_Job:_
All entries must be repeated exactly; do not include the pictures.

_Extracted data entries:_
= = = = = = =

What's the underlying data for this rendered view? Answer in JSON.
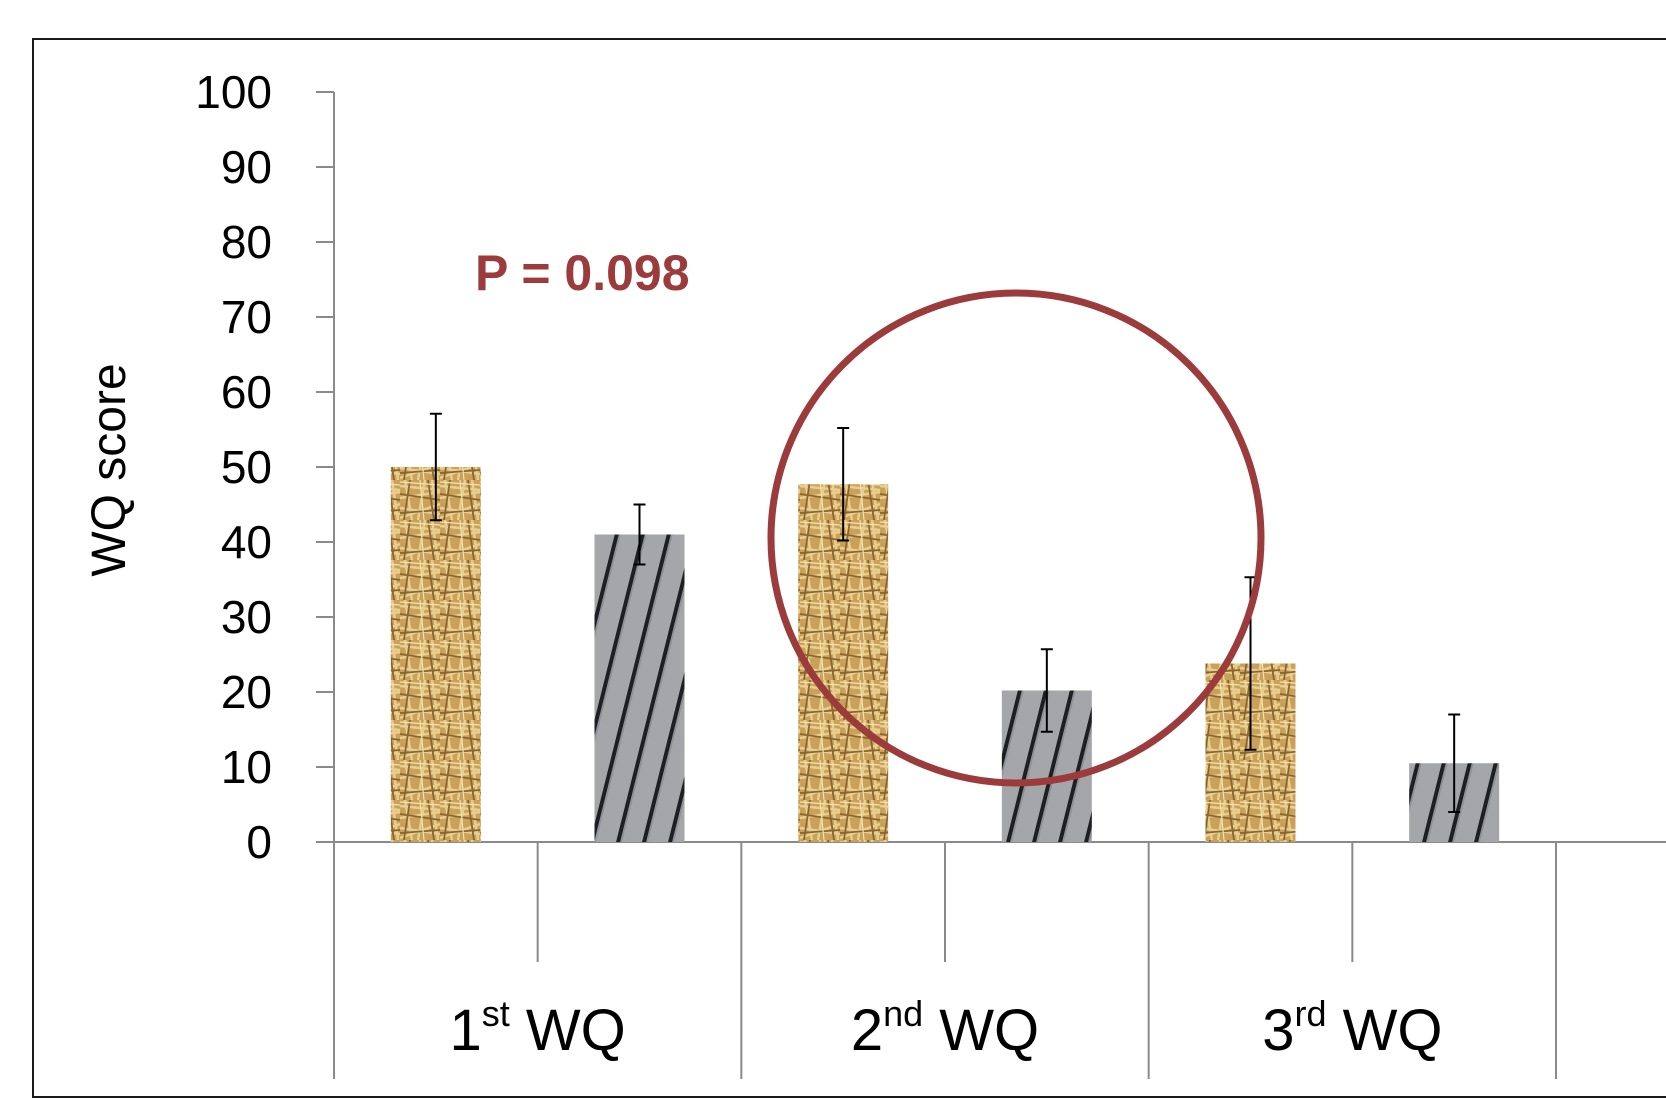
{
  "chart_data": {
    "type": "bar",
    "ylabel": "WQ score",
    "ylim": [
      0,
      100
    ],
    "yticks": [
      0,
      10,
      20,
      30,
      40,
      50,
      60,
      70,
      80,
      90,
      100
    ],
    "groups": [
      {
        "ordinal": "1",
        "suffix": "st",
        "name": "WQ"
      },
      {
        "ordinal": "2",
        "suffix": "nd",
        "name": "WQ"
      },
      {
        "ordinal": "3",
        "suffix": "rd",
        "name": "WQ"
      }
    ],
    "series": [
      {
        "fill": "straw",
        "values": [
          50,
          47.7,
          23.8
        ],
        "errors": [
          7.1,
          7.5,
          11.5
        ]
      },
      {
        "fill": "slatted floor",
        "values": [
          41,
          20.2,
          10.5
        ],
        "errors": [
          4.0,
          5.5,
          6.5
        ]
      }
    ],
    "annotation": {
      "text": "P = 0.098",
      "color": "#9b3b3b"
    },
    "highlight": {
      "shape": "circle",
      "color": "#9b3b3b",
      "group_index": 1
    },
    "grid": false,
    "legend": "none"
  }
}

= = = = = = =

_Written answer:_
What's the underlying data for this rendered view? Answer in JSON.
{
  "chart_data": {
    "type": "bar",
    "ylabel": "WQ score",
    "ylim": [
      0,
      100
    ],
    "yticks": [
      0,
      10,
      20,
      30,
      40,
      50,
      60,
      70,
      80,
      90,
      100
    ],
    "groups": [
      {
        "ordinal": "1",
        "suffix": "st",
        "name": "WQ"
      },
      {
        "ordinal": "2",
        "suffix": "nd",
        "name": "WQ"
      },
      {
        "ordinal": "3",
        "suffix": "rd",
        "name": "WQ"
      }
    ],
    "series": [
      {
        "fill": "straw",
        "values": [
          50,
          47.7,
          23.8
        ],
        "errors": [
          7.1,
          7.5,
          11.5
        ]
      },
      {
        "fill": "slatted floor",
        "values": [
          41,
          20.2,
          10.5
        ],
        "errors": [
          4.0,
          5.5,
          6.5
        ]
      }
    ],
    "annotation": {
      "text": "P = 0.098",
      "color": "#9b3b3b"
    },
    "highlight": {
      "shape": "circle",
      "color": "#9b3b3b",
      "group_index": 1
    },
    "grid": false,
    "legend": "none"
  }
}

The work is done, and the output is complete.